Return all of the entries word for word, but omit the pictures they contain.

* [Some records]
— Begin —

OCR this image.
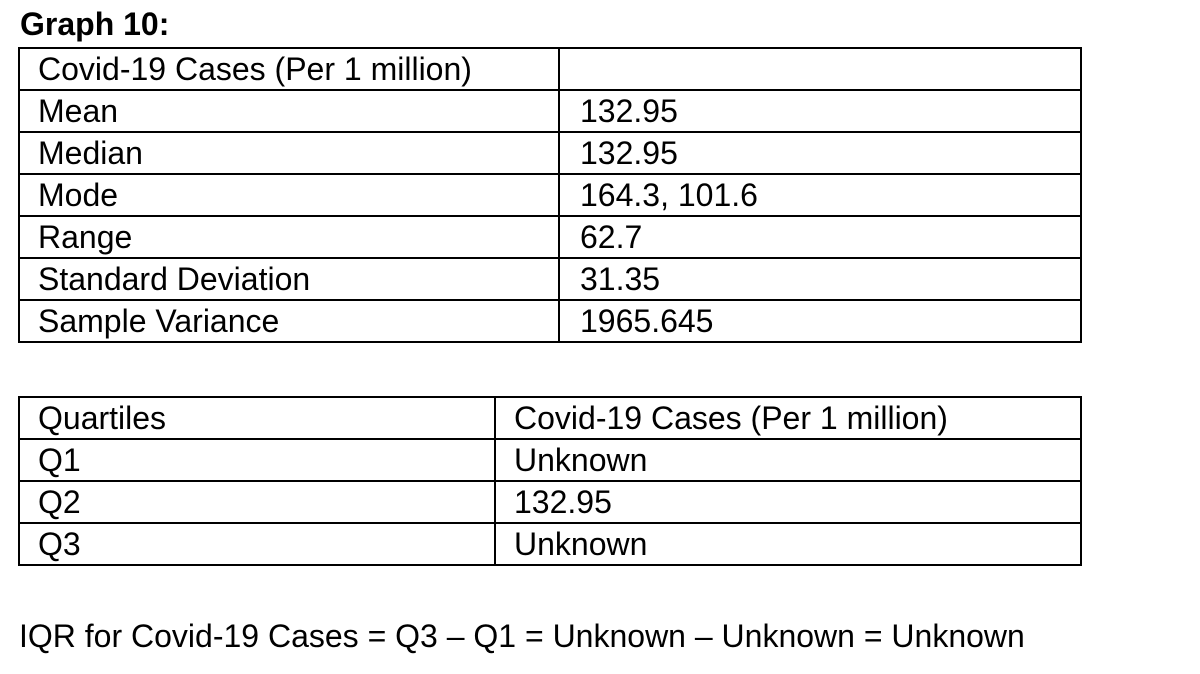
Graph 10:
Covid-19 Cases (Per 1 million)	
Mean	132.95
Median	132.95
Mode	164.3, 101.6
Range	62.7
Standard Deviation	31.35
Sample Variance	1965.645
Quartiles	Covid-19 Cases (Per 1 million)
Q1	Unknown
Q2	132.95
Q3	Unknown
IQR for Covid-19 Cases = Q3 – Q1 = Unknown – Unknown = Unknown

— End —

* [Solution to this task]
OCR this image.
Graph 10:
Covid-19 Cases (Per 1 million)	
Mean	132.95
Median	132.95
Mode	164.3, 101.6
Range	62.7
Standard Deviation	31.35
Sample Variance	1965.645
Quartiles	Covid-19 Cases (Per 1 million)
Q1	Unknown
Q2	132.95
Q3	Unknown
IQR for Covid-19 Cases = Q3 – Q1 = Unknown – Unknown = Unknown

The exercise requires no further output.